_Brief_
Set down all of the data exactly as it appears.

** start Data listing **

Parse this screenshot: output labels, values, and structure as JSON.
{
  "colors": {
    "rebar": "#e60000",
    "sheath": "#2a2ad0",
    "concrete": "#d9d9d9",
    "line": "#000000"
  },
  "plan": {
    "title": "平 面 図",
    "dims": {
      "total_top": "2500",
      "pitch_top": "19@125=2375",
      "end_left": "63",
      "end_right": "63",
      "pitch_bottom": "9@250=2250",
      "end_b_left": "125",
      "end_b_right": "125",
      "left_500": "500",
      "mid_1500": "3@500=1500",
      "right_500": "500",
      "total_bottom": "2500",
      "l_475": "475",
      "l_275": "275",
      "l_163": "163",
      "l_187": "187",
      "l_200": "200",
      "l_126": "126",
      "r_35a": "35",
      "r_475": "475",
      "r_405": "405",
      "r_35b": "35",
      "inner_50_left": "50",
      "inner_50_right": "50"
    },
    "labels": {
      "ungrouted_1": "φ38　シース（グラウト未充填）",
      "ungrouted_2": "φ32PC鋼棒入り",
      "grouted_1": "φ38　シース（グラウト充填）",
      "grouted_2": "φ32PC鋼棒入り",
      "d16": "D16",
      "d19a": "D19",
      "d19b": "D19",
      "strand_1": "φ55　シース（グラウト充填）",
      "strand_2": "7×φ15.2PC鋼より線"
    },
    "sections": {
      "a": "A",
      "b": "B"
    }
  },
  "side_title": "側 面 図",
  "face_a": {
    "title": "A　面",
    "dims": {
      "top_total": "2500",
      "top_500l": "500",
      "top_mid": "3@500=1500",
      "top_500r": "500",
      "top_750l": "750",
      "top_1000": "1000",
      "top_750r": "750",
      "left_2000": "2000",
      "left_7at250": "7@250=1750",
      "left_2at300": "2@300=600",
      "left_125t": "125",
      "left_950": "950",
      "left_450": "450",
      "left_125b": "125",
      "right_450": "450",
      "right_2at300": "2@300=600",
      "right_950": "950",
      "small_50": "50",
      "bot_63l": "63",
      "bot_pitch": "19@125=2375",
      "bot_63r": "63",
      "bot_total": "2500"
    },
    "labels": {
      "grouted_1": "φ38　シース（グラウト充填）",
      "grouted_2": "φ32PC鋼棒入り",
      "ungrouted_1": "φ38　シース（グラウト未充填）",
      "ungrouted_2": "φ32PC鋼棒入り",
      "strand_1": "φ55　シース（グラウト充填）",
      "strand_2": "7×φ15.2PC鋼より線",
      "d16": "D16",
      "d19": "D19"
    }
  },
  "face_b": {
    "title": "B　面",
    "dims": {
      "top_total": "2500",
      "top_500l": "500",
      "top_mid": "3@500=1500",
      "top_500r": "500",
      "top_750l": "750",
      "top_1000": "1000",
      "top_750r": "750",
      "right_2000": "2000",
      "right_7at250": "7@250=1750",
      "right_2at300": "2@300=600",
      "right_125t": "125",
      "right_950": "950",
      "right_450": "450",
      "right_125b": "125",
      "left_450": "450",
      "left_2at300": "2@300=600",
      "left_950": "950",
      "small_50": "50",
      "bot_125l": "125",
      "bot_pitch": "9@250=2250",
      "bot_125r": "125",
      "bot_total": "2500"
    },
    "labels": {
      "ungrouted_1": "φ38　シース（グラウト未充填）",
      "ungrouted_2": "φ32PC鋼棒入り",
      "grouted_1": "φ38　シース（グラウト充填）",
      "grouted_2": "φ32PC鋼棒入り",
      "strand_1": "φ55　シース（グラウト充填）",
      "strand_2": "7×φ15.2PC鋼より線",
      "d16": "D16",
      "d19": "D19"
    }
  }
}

** end Data listing **

_Exercise response_
Parse this screenshot: output labels, values, and structure as JSON.
{
  "colors": {
    "rebar": "#e60000",
    "sheath": "#2a2ad0",
    "concrete": "#d9d9d9",
    "line": "#000000"
  },
  "plan": {
    "title": "平 面 図",
    "dims": {
      "total_top": "2500",
      "pitch_top": "19@125=2375",
      "end_left": "63",
      "end_right": "63",
      "pitch_bottom": "9@250=2250",
      "end_b_left": "125",
      "end_b_right": "125",
      "left_500": "500",
      "mid_1500": "3@500=1500",
      "right_500": "500",
      "total_bottom": "2500",
      "l_475": "475",
      "l_275": "275",
      "l_163": "163",
      "l_187": "187",
      "l_200": "200",
      "l_126": "126",
      "r_35a": "35",
      "r_475": "475",
      "r_405": "405",
      "r_35b": "35",
      "inner_50_left": "50",
      "inner_50_right": "50"
    },
    "labels": {
      "ungrouted_1": "φ38　シース（グラウト未充填）",
      "ungrouted_2": "φ32PC鋼棒入り",
      "grouted_1": "φ38　シース（グラウト充填）",
      "grouted_2": "φ32PC鋼棒入り",
      "d16": "D16",
      "d19a": "D19",
      "d19b": "D19",
      "strand_1": "φ55　シース（グラウト充填）",
      "strand_2": "7×φ15.2PC鋼より線"
    },
    "sections": {
      "a": "A",
      "b": "B"
    }
  },
  "side_title": "側 面 図",
  "face_a": {
    "title": "A　面",
    "dims": {
      "top_total": "2500",
      "top_500l": "500",
      "top_mid": "3@500=1500",
      "top_500r": "500",
      "top_750l": "750",
      "top_1000": "1000",
      "top_750r": "750",
      "left_2000": "2000",
      "left_7at250": "7@250=1750",
      "left_2at300": "2@300=600",
      "left_125t": "125",
      "left_950": "950",
      "left_450": "450",
      "left_125b": "125",
      "right_450": "450",
      "right_2at300": "2@300=600",
      "right_950": "950",
      "small_50": "50",
      "bot_63l": "63",
      "bot_pitch": "19@125=2375",
      "bot_63r": "63",
      "bot_total": "2500"
    },
    "labels": {
      "grouted_1": "φ38　シース（グラウト充填）",
      "grouted_2": "φ32PC鋼棒入り",
      "ungrouted_1": "φ38　シース（グラウト未充填）",
      "ungrouted_2": "φ32PC鋼棒入り",
      "strand_1": "φ55　シース（グラウト充填）",
      "strand_2": "7×φ15.2PC鋼より線",
      "d16": "D16",
      "d19": "D19"
    }
  },
  "face_b": {
    "title": "B　面",
    "dims": {
      "top_total": "2500",
      "top_500l": "500",
      "top_mid": "3@500=1500",
      "top_500r": "500",
      "top_750l": "750",
      "top_1000": "1000",
      "top_750r": "750",
      "right_2000": "2000",
      "right_7at250": "7@250=1750",
      "right_2at300": "2@300=600",
      "right_125t": "125",
      "right_950": "950",
      "right_450": "450",
      "right_125b": "125",
      "left_450": "450",
      "left_2at300": "2@300=600",
      "left_950": "950",
      "small_50": "50",
      "bot_125l": "125",
      "bot_pitch": "9@250=2250",
      "bot_125r": "125",
      "bot_total": "2500"
    },
    "labels": {
      "ungrouted_1": "φ38　シース（グラウト未充填）",
      "ungrouted_2": "φ32PC鋼棒入り",
      "grouted_1": "φ38　シース（グラウト充填）",
      "grouted_2": "φ32PC鋼棒入り",
      "strand_1": "φ55　シース（グラウト充填）",
      "strand_2": "7×φ15.2PC鋼より線",
      "d16": "D16",
      "d19": "D19"
    }
  }
}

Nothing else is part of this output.